- Exercise -
Pictures should be excluded; otherwise, copy every entry exactly.

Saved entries
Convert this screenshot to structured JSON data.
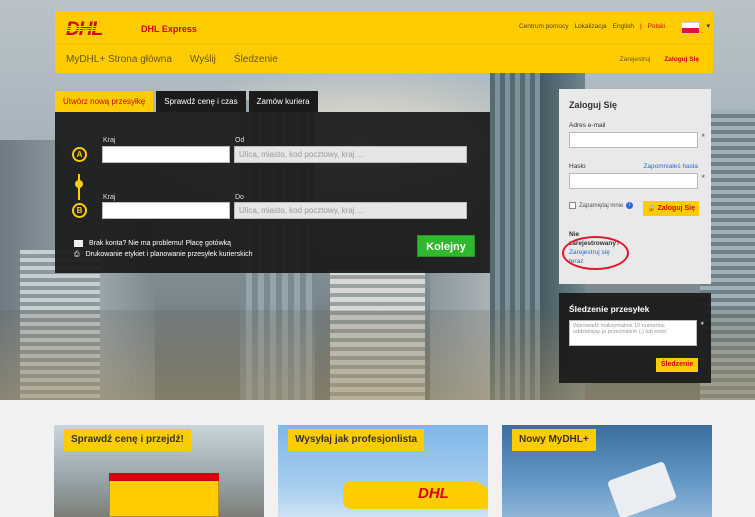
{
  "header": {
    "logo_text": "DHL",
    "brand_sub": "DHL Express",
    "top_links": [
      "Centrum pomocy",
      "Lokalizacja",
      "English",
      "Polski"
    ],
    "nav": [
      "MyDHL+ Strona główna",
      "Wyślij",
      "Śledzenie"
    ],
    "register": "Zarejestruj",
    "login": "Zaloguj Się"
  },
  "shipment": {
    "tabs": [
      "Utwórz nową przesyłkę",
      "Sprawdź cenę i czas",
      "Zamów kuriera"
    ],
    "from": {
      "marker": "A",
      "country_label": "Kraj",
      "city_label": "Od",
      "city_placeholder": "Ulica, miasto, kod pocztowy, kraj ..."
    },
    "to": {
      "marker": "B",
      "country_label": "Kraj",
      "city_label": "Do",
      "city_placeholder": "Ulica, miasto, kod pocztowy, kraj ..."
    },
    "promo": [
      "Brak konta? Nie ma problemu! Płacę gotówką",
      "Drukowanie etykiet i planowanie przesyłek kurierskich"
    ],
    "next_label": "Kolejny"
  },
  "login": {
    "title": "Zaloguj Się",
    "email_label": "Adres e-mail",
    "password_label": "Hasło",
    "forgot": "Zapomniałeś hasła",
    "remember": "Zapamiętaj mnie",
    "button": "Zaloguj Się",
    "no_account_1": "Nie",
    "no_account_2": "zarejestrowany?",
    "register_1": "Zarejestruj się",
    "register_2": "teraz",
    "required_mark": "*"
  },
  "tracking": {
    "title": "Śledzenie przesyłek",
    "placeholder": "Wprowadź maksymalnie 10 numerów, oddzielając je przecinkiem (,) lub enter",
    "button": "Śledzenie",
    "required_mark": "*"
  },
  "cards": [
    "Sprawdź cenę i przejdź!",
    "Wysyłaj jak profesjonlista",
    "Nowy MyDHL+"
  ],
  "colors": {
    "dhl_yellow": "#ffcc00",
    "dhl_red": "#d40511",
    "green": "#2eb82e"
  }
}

- Final result -
Convert this screenshot to structured JSON data.
{
  "header": {
    "logo_text": "DHL",
    "brand_sub": "DHL Express",
    "top_links": [
      "Centrum pomocy",
      "Lokalizacja",
      "English",
      "Polski"
    ],
    "nav": [
      "MyDHL+ Strona główna",
      "Wyślij",
      "Śledzenie"
    ],
    "register": "Zarejestruj",
    "login": "Zaloguj Się"
  },
  "shipment": {
    "tabs": [
      "Utwórz nową przesyłkę",
      "Sprawdź cenę i czas",
      "Zamów kuriera"
    ],
    "from": {
      "marker": "A",
      "country_label": "Kraj",
      "city_label": "Od",
      "city_placeholder": "Ulica, miasto, kod pocztowy, kraj ..."
    },
    "to": {
      "marker": "B",
      "country_label": "Kraj",
      "city_label": "Do",
      "city_placeholder": "Ulica, miasto, kod pocztowy, kraj ..."
    },
    "promo": [
      "Brak konta? Nie ma problemu! Płacę gotówką",
      "Drukowanie etykiet i planowanie przesyłek kurierskich"
    ],
    "next_label": "Kolejny"
  },
  "login": {
    "title": "Zaloguj Się",
    "email_label": "Adres e-mail",
    "password_label": "Hasło",
    "forgot": "Zapomniałeś hasła",
    "remember": "Zapamiętaj mnie",
    "button": "Zaloguj Się",
    "no_account_1": "Nie",
    "no_account_2": "zarejestrowany?",
    "register_1": "Zarejestruj się",
    "register_2": "teraz",
    "required_mark": "*"
  },
  "tracking": {
    "title": "Śledzenie przesyłek",
    "placeholder": "Wprowadź maksymalnie 10 numerów, oddzielając je przecinkiem (,) lub enter",
    "button": "Śledzenie",
    "required_mark": "*"
  },
  "cards": [
    "Sprawdź cenę i przejdź!",
    "Wysyłaj jak profesjonlista",
    "Nowy MyDHL+"
  ],
  "colors": {
    "dhl_yellow": "#ffcc00",
    "dhl_red": "#d40511",
    "green": "#2eb82e"
  }
}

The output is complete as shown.